*WHAT IS EXPECTED*.
Copy out every line of the data exactly.

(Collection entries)
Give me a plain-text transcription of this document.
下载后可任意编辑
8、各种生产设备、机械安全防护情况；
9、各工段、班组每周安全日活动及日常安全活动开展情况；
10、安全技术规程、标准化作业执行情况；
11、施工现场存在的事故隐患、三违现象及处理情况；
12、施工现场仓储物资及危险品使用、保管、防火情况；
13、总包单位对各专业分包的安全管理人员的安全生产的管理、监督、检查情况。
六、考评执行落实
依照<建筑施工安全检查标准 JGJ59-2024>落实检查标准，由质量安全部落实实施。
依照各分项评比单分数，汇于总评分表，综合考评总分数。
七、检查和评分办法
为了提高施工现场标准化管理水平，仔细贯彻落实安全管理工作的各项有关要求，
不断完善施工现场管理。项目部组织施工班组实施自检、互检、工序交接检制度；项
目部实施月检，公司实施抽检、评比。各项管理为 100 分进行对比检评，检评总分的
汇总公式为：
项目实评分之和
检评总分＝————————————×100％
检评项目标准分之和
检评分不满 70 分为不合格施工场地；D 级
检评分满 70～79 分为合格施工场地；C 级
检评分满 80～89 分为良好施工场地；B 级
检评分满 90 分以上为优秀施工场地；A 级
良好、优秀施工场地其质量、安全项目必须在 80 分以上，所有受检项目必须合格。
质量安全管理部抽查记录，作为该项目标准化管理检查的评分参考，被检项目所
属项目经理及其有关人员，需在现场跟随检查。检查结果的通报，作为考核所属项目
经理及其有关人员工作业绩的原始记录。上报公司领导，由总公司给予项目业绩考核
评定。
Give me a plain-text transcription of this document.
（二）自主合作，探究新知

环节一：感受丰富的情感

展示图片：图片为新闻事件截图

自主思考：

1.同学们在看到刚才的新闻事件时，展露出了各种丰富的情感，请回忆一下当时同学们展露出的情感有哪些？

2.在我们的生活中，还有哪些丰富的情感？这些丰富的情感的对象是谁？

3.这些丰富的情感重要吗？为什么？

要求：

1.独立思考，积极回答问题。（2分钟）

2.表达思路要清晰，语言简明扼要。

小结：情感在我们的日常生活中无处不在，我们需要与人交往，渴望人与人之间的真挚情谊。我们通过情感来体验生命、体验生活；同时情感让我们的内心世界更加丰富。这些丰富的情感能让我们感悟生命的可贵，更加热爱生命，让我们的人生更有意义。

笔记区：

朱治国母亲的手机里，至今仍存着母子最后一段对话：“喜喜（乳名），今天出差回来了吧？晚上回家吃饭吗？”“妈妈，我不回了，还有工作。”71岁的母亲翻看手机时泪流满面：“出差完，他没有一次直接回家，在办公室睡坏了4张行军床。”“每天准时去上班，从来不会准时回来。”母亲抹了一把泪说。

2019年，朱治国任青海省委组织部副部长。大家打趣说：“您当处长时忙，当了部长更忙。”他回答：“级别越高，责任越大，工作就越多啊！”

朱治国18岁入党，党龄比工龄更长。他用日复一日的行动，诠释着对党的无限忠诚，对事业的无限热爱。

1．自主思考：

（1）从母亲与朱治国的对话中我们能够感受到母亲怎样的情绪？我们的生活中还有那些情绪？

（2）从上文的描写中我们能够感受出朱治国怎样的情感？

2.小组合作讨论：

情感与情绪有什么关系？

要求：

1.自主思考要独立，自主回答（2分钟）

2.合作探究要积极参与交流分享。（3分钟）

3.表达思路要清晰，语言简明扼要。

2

*CORRECT RESULT*.
Give me a plain-text transcription of this document.
下载后可任意编辑
8、各种生产设备、机械安全防护情况；
9、各工段、班组每周安全日活动及日常安全活动开展情况；
10、安全技术规程、标准化作业执行情况；
11、施工现场存在的事故隐患、三违现象及处理情况；
12、施工现场仓储物资及危险品使用、保管、防火情况；
13、总包单位对各专业分包的安全管理人员的安全生产的管理、监督、检查情况。
六、考评执行落实
依照<建筑施工安全检查标准 JGJ59-2024>落实检查标准，由质量安全部落实实施。
依照各分项评比单分数，汇于总评分表，综合考评总分数。
七、检查和评分办法
为了提高施工现场标准化管理水平，仔细贯彻落实安全管理工作的各项有关要求，
不断完善施工现场管理。项目部组织施工班组实施自检、互检、工序交接检制度；项
目部实施月检，公司实施抽检、评比。各项管理为 100 分进行对比检评，检评总分的
汇总公式为：
项目实评分之和
检评总分＝————————————×100％
检评项目标准分之和
检评分不满 70 分为不合格施工场地；D 级
检评分满 70～79 分为合格施工场地；C 级
检评分满 80～89 分为良好施工场地；B 级
检评分满 90 分以上为优秀施工场地；A 级
良好、优秀施工场地其质量、安全项目必须在 80 分以上，所有受检项目必须合格。
质量安全管理部抽查记录，作为该项目标准化管理检查的评分参考，被检项目所
属项目经理及其有关人员，需在现场跟随检查。检查结果的通报，作为考核所属项目
经理及其有关人员工作业绩的原始记录。上报公司领导，由总公司给予项目业绩考核
评定。
Give me a plain-text transcription of this document.
（二）自主合作，探究新知

环节一：感受丰富的情感

展示图片：图片为新闻事件截图

自主思考：

1.同学们在看到刚才的新闻事件时，展露出了各种丰富的情感，请回忆一下当时同学们展露出的情感有哪些？

2.在我们的生活中，还有哪些丰富的情感？这些丰富的情感的对象是谁？

3.这些丰富的情感重要吗？为什么？

要求：

1.独立思考，积极回答问题。（2分钟）

2.表达思路要清晰，语言简明扼要。

小结：情感在我们的日常生活中无处不在，我们需要与人交往，渴望人与人之间的真挚情谊。我们通过情感来体验生命、体验生活；同时情感让我们的内心世界更加丰富。这些丰富的情感能让我们感悟生命的可贵，更加热爱生命，让我们的人生更有意义。

笔记区：

朱治国母亲的手机里，至今仍存着母子最后一段对话：“喜喜（乳名），今天出差回来了吧？晚上回家吃饭吗？”“妈妈，我不回了，还有工作。”71岁的母亲翻看手机时泪流满面：“出差完，他没有一次直接回家，在办公室睡坏了4张行军床。”“每天准时去上班，从来不会准时回来。”母亲抹了一把泪说。

2019年，朱治国任青海省委组织部副部长。大家打趣说：“您当处长时忙，当了部长更忙。”他回答：“级别越高，责任越大，工作就越多啊！”

朱治国18岁入党，党龄比工龄更长。他用日复一日的行动，诠释着对党的无限忠诚，对事业的无限热爱。

1．自主思考：

（1）从母亲与朱治国的对话中我们能够感受到母亲怎样的情绪？我们的生活中还有那些情绪？

（2）从上文的描写中我们能够感受出朱治国怎样的情感？

2.小组合作讨论：

情感与情绪有什么关系？

要求：

1.自主思考要独立，自主回答（2分钟）

2.合作探究要积极参与交流分享。（3分钟）

3.表达思路要清晰，语言简明扼要。

2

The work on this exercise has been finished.